* Collection entries

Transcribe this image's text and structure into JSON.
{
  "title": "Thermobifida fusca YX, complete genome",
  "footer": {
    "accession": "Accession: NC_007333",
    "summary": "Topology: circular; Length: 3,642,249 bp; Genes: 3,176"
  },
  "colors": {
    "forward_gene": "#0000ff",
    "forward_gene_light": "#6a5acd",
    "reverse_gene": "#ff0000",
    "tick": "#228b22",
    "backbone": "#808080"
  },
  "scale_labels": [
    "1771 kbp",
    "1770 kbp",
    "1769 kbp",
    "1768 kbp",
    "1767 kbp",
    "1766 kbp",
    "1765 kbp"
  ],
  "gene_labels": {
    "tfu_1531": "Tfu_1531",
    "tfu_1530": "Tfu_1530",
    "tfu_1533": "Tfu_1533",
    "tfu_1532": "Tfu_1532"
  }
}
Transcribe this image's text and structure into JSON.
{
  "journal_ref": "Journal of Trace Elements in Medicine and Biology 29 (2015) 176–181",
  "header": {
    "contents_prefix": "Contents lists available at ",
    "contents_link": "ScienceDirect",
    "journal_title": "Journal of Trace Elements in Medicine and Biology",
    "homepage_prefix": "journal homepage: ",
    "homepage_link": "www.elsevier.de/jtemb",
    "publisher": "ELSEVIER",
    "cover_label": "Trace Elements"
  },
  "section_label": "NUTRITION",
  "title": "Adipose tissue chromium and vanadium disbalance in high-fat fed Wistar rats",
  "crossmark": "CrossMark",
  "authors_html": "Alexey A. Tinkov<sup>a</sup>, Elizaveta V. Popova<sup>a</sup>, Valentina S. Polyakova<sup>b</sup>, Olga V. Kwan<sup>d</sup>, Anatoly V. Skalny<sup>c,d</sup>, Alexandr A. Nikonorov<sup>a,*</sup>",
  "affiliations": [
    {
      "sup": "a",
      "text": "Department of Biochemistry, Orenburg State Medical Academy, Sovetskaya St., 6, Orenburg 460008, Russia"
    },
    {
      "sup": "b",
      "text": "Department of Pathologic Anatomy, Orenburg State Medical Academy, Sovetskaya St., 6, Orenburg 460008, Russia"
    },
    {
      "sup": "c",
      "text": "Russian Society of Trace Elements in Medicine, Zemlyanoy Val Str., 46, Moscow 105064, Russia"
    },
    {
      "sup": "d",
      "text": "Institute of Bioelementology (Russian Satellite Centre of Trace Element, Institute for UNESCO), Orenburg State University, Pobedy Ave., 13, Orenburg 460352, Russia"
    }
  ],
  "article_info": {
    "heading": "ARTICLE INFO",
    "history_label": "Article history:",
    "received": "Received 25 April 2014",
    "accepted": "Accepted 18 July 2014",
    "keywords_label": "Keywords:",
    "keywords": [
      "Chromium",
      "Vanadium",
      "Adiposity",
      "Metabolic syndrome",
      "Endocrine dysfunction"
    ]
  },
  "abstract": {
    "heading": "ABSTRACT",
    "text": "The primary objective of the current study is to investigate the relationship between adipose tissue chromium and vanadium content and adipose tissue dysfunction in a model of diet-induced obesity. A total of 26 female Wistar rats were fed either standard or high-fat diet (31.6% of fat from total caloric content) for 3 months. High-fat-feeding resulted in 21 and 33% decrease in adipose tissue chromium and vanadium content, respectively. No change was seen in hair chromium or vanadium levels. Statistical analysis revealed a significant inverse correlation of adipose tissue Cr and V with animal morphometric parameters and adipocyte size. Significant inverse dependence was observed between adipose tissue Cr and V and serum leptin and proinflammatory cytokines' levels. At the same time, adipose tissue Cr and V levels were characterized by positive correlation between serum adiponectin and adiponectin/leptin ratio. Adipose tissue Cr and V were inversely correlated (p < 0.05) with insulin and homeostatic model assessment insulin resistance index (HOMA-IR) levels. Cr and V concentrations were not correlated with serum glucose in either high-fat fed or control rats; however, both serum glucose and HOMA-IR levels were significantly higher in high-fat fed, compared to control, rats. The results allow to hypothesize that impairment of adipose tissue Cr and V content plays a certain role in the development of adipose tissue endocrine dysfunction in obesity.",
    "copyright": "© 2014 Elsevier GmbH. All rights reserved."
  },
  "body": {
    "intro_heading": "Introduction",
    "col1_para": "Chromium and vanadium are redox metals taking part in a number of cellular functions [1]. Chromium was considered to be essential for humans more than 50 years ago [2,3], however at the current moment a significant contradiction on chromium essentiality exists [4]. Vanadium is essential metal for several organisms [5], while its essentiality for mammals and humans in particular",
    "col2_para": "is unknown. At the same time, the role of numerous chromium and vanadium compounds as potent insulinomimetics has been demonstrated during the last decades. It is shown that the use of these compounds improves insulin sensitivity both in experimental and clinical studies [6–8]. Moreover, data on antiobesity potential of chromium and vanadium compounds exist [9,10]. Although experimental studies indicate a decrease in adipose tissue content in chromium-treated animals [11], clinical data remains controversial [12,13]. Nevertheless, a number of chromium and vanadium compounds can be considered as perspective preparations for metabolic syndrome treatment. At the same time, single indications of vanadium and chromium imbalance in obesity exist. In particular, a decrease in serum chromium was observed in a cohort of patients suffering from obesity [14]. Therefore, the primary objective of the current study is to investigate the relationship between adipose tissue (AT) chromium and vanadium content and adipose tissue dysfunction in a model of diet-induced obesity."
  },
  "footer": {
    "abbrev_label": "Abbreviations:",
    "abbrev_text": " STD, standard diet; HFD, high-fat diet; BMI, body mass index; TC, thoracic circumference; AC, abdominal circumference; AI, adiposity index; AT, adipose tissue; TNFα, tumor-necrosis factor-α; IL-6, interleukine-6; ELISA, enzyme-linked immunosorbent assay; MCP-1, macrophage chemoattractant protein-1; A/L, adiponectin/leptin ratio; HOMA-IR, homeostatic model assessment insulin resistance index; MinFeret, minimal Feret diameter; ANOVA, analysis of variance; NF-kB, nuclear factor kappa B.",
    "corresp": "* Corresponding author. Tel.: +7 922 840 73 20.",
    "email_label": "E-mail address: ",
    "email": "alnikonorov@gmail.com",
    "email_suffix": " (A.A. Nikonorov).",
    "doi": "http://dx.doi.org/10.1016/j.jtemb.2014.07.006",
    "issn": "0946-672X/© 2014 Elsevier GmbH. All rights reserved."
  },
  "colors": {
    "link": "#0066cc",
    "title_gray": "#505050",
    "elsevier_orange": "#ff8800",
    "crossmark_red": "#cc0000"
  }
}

* What to work on
From the data above, give the number of lines that hold "Academy", without anything else.

* Solution to this exercise
2